Collect every line of the data that contains the string "Fixed", treating uppercase and lowercase letters as different.
# # # #
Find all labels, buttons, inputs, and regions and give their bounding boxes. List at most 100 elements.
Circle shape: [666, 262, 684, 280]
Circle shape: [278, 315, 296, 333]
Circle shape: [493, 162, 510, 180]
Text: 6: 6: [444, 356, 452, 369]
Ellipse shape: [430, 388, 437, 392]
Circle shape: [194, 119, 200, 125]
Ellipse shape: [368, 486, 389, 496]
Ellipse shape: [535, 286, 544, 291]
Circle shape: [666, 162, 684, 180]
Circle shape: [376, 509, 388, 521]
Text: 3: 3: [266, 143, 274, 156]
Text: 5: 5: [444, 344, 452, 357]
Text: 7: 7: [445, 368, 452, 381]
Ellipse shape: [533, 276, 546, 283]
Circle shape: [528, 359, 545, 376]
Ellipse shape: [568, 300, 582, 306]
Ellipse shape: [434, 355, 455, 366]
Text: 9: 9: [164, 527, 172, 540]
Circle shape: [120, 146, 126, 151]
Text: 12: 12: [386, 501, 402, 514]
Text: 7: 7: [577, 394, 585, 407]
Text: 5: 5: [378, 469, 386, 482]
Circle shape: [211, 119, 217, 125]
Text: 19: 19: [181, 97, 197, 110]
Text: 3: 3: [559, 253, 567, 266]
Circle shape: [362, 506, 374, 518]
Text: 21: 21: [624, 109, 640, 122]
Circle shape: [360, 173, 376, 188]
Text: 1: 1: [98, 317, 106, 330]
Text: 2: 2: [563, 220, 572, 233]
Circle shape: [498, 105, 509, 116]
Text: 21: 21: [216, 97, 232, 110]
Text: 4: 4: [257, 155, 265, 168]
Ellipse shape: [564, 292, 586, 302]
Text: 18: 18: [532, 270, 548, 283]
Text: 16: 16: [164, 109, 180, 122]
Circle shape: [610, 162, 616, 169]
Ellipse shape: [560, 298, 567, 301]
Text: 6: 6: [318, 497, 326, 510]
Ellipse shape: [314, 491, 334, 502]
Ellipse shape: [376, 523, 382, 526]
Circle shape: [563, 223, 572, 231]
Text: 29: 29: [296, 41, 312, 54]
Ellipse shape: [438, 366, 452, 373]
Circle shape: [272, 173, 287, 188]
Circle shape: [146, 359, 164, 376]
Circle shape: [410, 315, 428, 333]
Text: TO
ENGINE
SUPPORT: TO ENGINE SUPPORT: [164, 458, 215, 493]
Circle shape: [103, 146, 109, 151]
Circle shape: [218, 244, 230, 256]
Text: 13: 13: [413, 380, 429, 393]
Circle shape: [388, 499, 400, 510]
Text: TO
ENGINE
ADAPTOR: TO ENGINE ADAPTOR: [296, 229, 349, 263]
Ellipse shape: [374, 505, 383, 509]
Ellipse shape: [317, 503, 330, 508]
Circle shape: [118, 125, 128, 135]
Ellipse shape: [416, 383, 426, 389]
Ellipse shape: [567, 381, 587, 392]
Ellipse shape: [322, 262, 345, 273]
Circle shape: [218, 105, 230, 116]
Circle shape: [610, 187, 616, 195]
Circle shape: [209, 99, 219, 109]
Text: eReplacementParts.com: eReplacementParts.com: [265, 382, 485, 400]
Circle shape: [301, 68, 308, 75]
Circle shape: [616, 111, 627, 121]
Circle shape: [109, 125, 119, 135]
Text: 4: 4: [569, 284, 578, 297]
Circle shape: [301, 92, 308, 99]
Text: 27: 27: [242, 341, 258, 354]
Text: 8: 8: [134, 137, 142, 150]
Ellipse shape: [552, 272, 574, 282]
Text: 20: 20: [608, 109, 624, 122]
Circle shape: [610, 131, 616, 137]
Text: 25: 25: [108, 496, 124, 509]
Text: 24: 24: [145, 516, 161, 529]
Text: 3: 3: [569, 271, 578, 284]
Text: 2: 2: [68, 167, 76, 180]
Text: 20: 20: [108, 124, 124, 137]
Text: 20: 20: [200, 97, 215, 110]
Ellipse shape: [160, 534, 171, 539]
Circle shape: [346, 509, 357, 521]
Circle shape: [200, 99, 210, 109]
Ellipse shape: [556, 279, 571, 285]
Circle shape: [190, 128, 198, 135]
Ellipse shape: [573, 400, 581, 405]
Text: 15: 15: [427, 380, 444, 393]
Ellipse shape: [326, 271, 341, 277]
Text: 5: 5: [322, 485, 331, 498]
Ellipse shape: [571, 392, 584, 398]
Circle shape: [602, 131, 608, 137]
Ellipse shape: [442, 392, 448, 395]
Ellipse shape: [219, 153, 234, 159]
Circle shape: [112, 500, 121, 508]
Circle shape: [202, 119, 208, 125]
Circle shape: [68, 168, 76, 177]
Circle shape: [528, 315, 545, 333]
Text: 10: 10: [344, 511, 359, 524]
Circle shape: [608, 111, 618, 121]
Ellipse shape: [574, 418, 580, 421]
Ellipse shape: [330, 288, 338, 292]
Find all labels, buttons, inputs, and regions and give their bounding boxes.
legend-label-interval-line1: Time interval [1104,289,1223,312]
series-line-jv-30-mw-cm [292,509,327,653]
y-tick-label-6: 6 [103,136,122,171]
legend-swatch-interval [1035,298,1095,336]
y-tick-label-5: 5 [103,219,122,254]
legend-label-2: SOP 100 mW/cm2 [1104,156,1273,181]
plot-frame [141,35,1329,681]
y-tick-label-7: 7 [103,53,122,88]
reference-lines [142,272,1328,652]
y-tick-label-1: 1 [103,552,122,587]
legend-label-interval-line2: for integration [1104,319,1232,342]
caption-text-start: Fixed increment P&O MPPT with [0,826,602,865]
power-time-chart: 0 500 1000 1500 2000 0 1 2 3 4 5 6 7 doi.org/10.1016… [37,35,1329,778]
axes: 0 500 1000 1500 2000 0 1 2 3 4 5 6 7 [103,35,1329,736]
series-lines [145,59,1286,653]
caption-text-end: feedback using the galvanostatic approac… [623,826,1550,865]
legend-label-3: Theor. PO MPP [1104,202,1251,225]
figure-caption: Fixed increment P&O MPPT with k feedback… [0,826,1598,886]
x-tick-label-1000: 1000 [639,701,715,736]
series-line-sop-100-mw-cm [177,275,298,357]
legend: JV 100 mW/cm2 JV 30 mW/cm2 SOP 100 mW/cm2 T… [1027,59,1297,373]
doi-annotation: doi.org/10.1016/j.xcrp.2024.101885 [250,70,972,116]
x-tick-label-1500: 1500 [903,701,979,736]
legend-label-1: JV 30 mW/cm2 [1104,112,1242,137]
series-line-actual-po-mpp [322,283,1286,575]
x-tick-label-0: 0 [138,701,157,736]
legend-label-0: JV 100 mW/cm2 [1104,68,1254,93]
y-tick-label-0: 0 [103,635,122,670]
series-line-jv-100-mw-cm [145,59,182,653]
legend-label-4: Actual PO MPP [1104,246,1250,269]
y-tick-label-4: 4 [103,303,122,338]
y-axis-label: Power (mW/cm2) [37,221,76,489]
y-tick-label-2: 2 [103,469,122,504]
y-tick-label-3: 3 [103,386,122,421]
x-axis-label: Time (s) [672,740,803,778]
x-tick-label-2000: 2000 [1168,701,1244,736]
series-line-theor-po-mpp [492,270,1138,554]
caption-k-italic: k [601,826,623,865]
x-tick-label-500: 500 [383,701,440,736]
# # # #
* RESPONSE TO THE TASK *
caption-text-start: Fixed increment P&O MPPT with [0,826,602,865]
figure-caption: Fixed increment P&O MPPT with k feedback… [0,826,1598,886]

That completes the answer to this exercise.